Keep only those lines of the records that include the string "valore".

%%

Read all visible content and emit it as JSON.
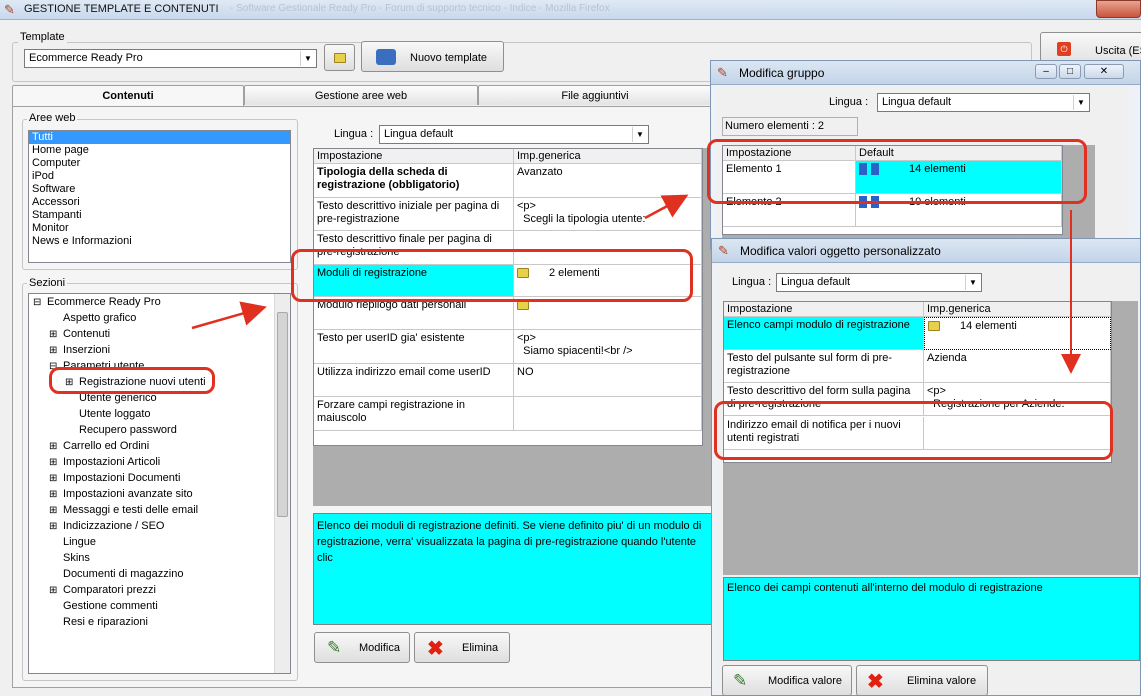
{
  "window": {
    "title": "GESTIONE TEMPLATE E CONTENUTI",
    "faded_title": "- Software Gestionale Ready Pro - Forum di supporto tecnico - Indice - Mozilla Firefox"
  },
  "template": {
    "legend": "Template",
    "selected": "Ecommerce Ready Pro",
    "new_button": "Nuovo template"
  },
  "exit": {
    "label": "Uscita (ES"
  },
  "tabs": [
    {
      "label": "Contenuti"
    },
    {
      "label": "Gestione aree web"
    },
    {
      "label": "File aggiuntivi"
    }
  ],
  "aree_web": {
    "legend": "Aree web",
    "items": [
      "Tutti",
      "Home page",
      "Computer",
      "iPod",
      "Software",
      "Accessori",
      "Stampanti",
      "Monitor",
      "News e Informazioni"
    ]
  },
  "sezioni": {
    "legend": "Sezioni",
    "items": [
      {
        "label": "Ecommerce Ready Pro",
        "prefix": "⊟"
      },
      {
        "label": "Aspetto grafico",
        "prefix": ""
      },
      {
        "label": "Contenuti",
        "prefix": "⊞"
      },
      {
        "label": "Inserzioni",
        "prefix": "⊞"
      },
      {
        "label": "Parametri utente",
        "prefix": "⊟"
      },
      {
        "label": "Registrazione nuovi utenti",
        "prefix": "⊞"
      },
      {
        "label": "Utente generico",
        "prefix": ""
      },
      {
        "label": "Utente loggato",
        "prefix": ""
      },
      {
        "label": "Recupero password",
        "prefix": ""
      },
      {
        "label": "Carrello ed Ordini",
        "prefix": "⊞"
      },
      {
        "label": "Impostazioni Articoli",
        "prefix": "⊞"
      },
      {
        "label": "Impostazioni Documenti",
        "prefix": "⊞"
      },
      {
        "label": "Impostazioni avanzate sito",
        "prefix": "⊞"
      },
      {
        "label": "Messaggi e testi delle email",
        "prefix": "⊞"
      },
      {
        "label": "Indicizzazione / SEO",
        "prefix": "⊞"
      },
      {
        "label": "Lingue",
        "prefix": ""
      },
      {
        "label": "Skins",
        "prefix": ""
      },
      {
        "label": "Documenti di magazzino",
        "prefix": ""
      },
      {
        "label": "Comparatori prezzi",
        "prefix": "⊞"
      },
      {
        "label": "Gestione commenti",
        "prefix": ""
      },
      {
        "label": "Resi e riparazioni",
        "prefix": ""
      }
    ]
  },
  "main": {
    "lingua_label": "Lingua :",
    "lingua_value": "Lingua default",
    "col1": "Impostazione",
    "col2": "Imp.generica",
    "rows": [
      {
        "name": "Tipologia della scheda di registrazione (obbligatorio)",
        "value": "Avanzato"
      },
      {
        "name": "Testo descrittivo iniziale per pagina di pre-registrazione",
        "value": "<p>\n  Scegli la tipologia utente:"
      },
      {
        "name": "Testo descrittivo finale per pagina di pre-registrazione",
        "value": ""
      },
      {
        "name": "Moduli di registrazione",
        "value": "2 elementi"
      },
      {
        "name": "Modulo riepilogo dati personali",
        "value": ""
      },
      {
        "name": "Testo per userID gia' esistente",
        "value": "<p>\n  Siamo spiacenti!<br />"
      },
      {
        "name": "Utilizza indirizzo email come userID",
        "value": "NO"
      },
      {
        "name": "Forzare campi registrazione in maiuscolo",
        "value": ""
      }
    ],
    "description": "Elenco dei moduli di registrazione definiti. Se viene definito piu' di un modulo di registrazione, verra' visualizzata la pagina di pre-registrazione quando l'utente clic",
    "modifica": "Modifica",
    "elimina": "Elimina"
  },
  "gruppo": {
    "title": "Modifica gruppo",
    "lingua_label": "Lingua :",
    "lingua_value": "Lingua default",
    "count": "Numero elementi : 2",
    "col1": "Impostazione",
    "col2": "Default",
    "rows": [
      {
        "name": "Elemento 1",
        "value": "14 elementi"
      },
      {
        "name": "Elemento 2",
        "value": "10 elementi"
      }
    ]
  },
  "oggetto": {
    "title": "Modifica valori oggetto personalizzato",
    "lingua_label": "Lingua :",
    "lingua_value": "Lingua default",
    "col1": "Impostazione",
    "col2": "Imp.generica",
    "rows": [
      {
        "name": "Elenco campi modulo di registrazione",
        "value": "14 elementi"
      },
      {
        "name": "Testo del pulsante sul form di pre-registrazione",
        "value": "Azienda"
      },
      {
        "name": "Testo descrittivo del form sulla pagina di pre-registrazione",
        "value": "<p>\n  Registrazione per Aziende."
      },
      {
        "name": "Indirizzo email di notifica per i nuovi utenti registrati",
        "value": ""
      }
    ],
    "description": "Elenco dei campi contenuti all'interno del modulo di registrazione",
    "modifica": "Modifica valore",
    "elimina": "Elimina valore"
  },
  "colors": {
    "highlight": "#00ffff",
    "annotation": "#e03020",
    "selection": "#3399ff"
  }
}
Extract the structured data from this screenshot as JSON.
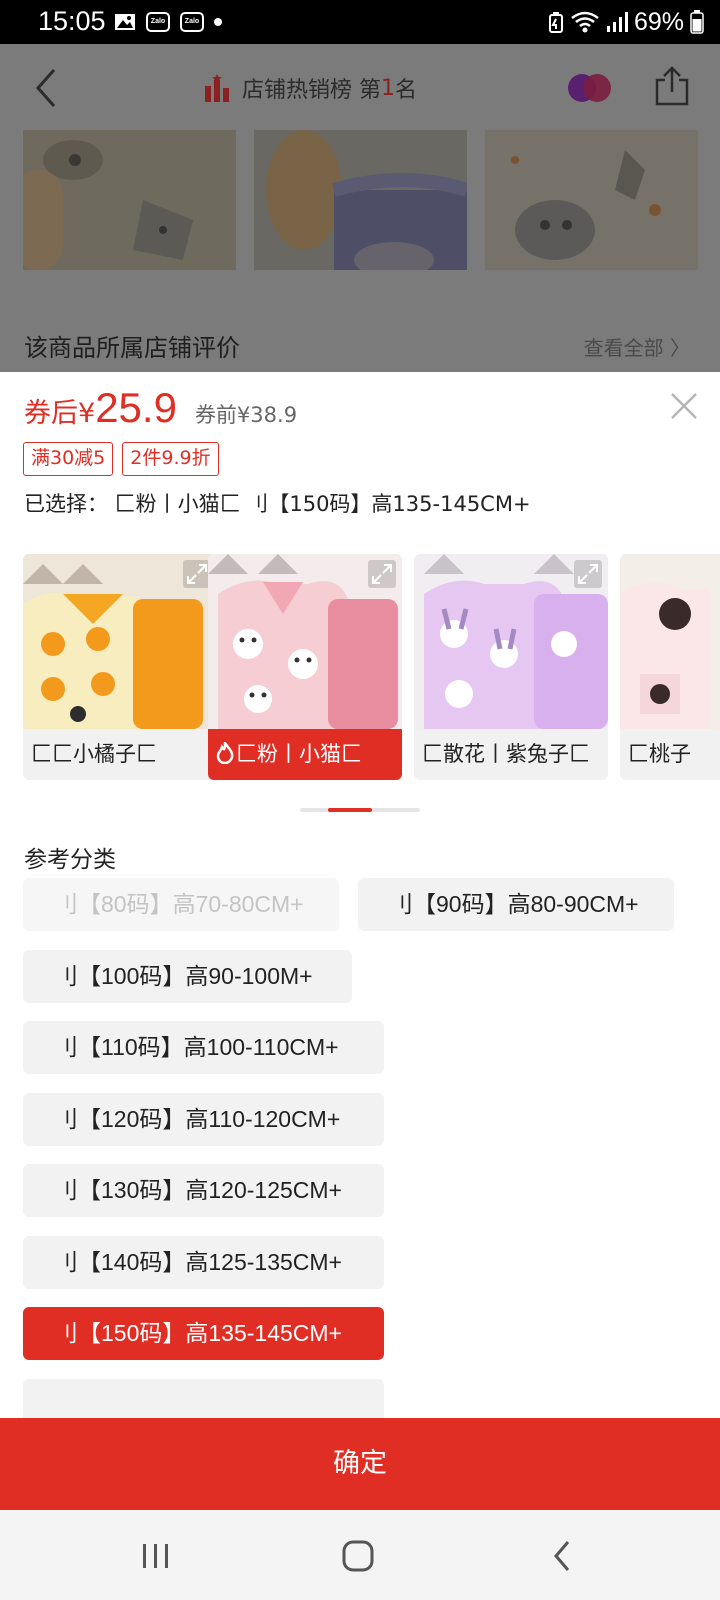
{
  "status_bar": {
    "time": "15:05",
    "notification_icons": [
      "image-icon",
      "zalo-icon",
      "zalo-icon",
      "dot-icon"
    ],
    "zalo_text": "Zalo",
    "battery": "69%"
  },
  "background_page": {
    "rank_prefix": "店铺热销榜 第",
    "rank_number": "1",
    "rank_suffix": "名",
    "review_title": "该商品所属店铺评价",
    "view_all": "查看全部"
  },
  "sheet": {
    "price_prefix": "券后¥",
    "price_value": "25.9",
    "original_price": "券前¥38.9",
    "promos": [
      "满30减5",
      "2件9.9折"
    ],
    "selected": "已选择： 匚粉丨小猫匚  刂【150码】高135-145CM+",
    "variants": [
      {
        "label": "匚匚小橘子匚",
        "selected": false
      },
      {
        "label": "匚粉丨小猫匚",
        "selected": true
      },
      {
        "label": "匚散花丨紫兔子匚",
        "selected": false
      },
      {
        "label": "匚桃子",
        "selected": false
      }
    ],
    "scroll_position": 0.37,
    "section_title": "参考分类",
    "sizes": [
      {
        "label": "刂【80码】高70-80CM+",
        "state": "disabled"
      },
      {
        "label": "刂【90码】高80-90CM+",
        "state": "normal"
      },
      {
        "label": "刂【100码】高90-100M+",
        "state": "normal"
      },
      {
        "label": "刂【110码】高100-110CM+",
        "state": "normal"
      },
      {
        "label": "刂【120码】高110-120CM+",
        "state": "normal"
      },
      {
        "label": "刂【130码】高120-125CM+",
        "state": "normal"
      },
      {
        "label": "刂【140码】高125-135CM+",
        "state": "normal"
      },
      {
        "label": "刂【150码】高135-145CM+",
        "state": "selected"
      }
    ],
    "confirm": "确定"
  },
  "colors": {
    "accent": "#e02e24",
    "overlay": "#7b7b7b"
  }
}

%%

◆ RIGHT ANSWER ◆
    "modifica": "Modifica valore",
    "elimina": "Elimina valore"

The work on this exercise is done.